Exercise 2.c: does Valgrind detect the issue? Based on what you have learned in last lecture, explain why or why not.

Exercise 2.d: benchmark the time required to execute the program with and without Valgrind. (Tip: as a simple way to do that you can use the standard UNIX time command. If you want to be fancier, this is your chance to learn about the amazing benchmarking tool Hyperfine and use it for a more scientifically accurate comparison.)

Dynamic analysis with LLVM sanitizers

As we have seen in last lecture, dynamic analysis can also be performed via source code instrumentation, which happens at compile time to add runtime checks. As we have seen LLVM sanitizers (look for the various entries with "Sanitizer" in their name in the Clang documentation) are a set of plugins for the Clang compiler that do that.

Exercise 2.e: change the compiler you are using to build from gcc to clang and first rebuild the program with it. (You can pass the same options suggested above, as they are compatible between the two compilers.) Then, add all of the following sanitizers (check the documentation for how to do that) and rebuild the program: AddressSanitizer, LeakSanitizer, UndefinedBehaviorSanitizer.
Compare the size of the executables built with and without sanitizers. How different are they and why?

Exercise 2.f: run the instrumented program. Do sanitizers detect the issue? Based on what you have learned in last lecture, explain why or why not.

Let's streamline our build process a bit, as it is becoming a bit of a mess. Retrieve the generic Makefile we make available for building the programs associated to this lab session. If you are not familiar with Makefiles, go (briefly) through the GNU make documentation to make sure you know the basics. In particular, read through the introductory material and make sure you understand the parts of Makefile syntax used in the given Makefile, in particular: rules, variables, and static pattern rules. (If you know about Makefiles already, feel free to skip this documentation study part.)

Exercise 2.g: change the retrieved Makefile so that:

  1. it only builds the uppercase.c programs (other programs mentioned in there will arrive later in this lab session!), and
  2. passes the sanitizer flags to the compiler when compiling.

Recheck the result of the previous exercise about sanitizers to make sure they are there when building with make.

Memory leak detection

Linked lists

Now retrieve the program linkedlist.c, add it to the Makefile, and compile it as before.

Take some time to study the program and understand what it does.

Exercise 3.a: this program is affected by (at least) two memory-related bugs this time, but of a different nature than before. Identify both of them, explain what the consequences might be, and how to fix them.

Exercise 3.b: try linting/static analysis with Clang-Tidy on this program, as you did before.

[Data extracted from a collection]
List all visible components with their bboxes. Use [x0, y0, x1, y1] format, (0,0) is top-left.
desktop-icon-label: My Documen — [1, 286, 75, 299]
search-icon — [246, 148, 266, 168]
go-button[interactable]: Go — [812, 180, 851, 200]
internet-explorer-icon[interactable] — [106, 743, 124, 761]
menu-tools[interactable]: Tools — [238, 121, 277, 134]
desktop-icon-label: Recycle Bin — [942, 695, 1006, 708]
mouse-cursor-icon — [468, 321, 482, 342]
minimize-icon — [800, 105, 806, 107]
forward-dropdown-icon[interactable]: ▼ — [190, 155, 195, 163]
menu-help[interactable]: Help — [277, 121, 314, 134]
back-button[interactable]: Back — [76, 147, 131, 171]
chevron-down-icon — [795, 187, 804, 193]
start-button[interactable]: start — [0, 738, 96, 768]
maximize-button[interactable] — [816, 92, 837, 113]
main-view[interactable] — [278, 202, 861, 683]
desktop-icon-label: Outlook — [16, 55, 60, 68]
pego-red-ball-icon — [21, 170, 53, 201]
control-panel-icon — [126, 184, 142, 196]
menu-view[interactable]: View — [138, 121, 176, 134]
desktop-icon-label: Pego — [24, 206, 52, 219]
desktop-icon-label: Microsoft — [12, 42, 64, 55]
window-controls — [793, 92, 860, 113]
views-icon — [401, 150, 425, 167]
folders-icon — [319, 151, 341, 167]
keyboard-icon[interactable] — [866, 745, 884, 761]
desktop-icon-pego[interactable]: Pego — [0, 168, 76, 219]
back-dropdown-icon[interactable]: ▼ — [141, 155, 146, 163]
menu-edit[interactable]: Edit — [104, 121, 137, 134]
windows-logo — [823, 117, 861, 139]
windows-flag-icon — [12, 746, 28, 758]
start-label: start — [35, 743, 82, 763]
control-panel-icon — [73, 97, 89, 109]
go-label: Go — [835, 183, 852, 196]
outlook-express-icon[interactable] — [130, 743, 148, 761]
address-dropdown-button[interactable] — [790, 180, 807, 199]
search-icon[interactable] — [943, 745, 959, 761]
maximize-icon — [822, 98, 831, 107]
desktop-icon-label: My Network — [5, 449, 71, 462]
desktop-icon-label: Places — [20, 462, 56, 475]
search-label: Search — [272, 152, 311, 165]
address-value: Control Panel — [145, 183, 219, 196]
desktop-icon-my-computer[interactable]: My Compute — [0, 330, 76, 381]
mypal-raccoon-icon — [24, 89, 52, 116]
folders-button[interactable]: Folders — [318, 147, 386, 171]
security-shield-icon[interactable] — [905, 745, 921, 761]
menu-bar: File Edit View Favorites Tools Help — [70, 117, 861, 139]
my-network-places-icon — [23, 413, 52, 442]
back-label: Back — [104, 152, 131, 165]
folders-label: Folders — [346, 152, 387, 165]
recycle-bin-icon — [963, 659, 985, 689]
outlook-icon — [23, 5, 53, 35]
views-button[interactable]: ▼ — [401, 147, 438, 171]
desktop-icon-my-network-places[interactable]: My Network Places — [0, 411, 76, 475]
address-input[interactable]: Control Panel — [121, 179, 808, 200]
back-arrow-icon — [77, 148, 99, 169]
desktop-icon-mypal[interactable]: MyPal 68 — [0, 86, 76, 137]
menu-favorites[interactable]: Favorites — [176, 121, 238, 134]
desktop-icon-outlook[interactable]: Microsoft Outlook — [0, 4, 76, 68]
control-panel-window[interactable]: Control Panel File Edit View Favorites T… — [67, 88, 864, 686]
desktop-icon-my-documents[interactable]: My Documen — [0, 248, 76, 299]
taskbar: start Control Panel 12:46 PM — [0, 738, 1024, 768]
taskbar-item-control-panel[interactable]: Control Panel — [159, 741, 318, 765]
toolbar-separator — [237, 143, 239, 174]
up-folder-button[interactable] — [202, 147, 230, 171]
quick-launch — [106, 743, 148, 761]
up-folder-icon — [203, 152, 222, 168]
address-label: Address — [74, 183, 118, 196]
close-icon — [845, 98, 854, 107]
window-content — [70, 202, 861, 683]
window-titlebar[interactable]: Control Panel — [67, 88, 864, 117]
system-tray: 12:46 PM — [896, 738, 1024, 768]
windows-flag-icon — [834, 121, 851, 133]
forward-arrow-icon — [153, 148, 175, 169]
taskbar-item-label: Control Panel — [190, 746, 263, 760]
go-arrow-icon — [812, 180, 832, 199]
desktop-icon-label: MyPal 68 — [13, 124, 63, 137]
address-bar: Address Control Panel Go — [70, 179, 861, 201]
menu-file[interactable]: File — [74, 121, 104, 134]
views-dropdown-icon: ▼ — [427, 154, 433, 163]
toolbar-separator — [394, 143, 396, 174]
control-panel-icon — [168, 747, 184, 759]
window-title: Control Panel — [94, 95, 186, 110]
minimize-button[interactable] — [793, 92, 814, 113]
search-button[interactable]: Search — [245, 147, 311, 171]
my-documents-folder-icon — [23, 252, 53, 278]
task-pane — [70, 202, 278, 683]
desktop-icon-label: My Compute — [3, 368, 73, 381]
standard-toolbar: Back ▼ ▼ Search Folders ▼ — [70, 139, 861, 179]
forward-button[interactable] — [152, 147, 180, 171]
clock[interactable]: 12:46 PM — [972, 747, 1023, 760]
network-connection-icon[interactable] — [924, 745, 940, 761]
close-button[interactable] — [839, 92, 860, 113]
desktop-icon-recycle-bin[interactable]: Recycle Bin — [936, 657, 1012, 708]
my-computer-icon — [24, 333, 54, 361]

Problem set>
a) List every exercise label, such as "2.c", that appears in the lab exercise text.
b) What simple tool does the lab exercise text suggest for timing the program with and without Valgrind?
c) Using the lab exercise text, decide whether each statement agrees with it. Answer yes or no for each, and quote the words that decide it.
(i) LLVM sanitizers are plugins for the GCC compiler.
(ii) The program linkedlist.c contains at least two memory-related bugs.
(iii) The modified Makefile should build only the uppercase.c programs.

Task-by-task answers>
a) 2.c, 2.d, 2.e, 2.f, 2.g, 3.a, 3.b

b) The standard UNIX time command.

c)
(i) No: "are a set of plugins for the Clang compiler"
(ii) Yes: "this program is affected by (at least) two memory-related bugs this time"
(iii) Yes: "it only builds the uppercase.c programs"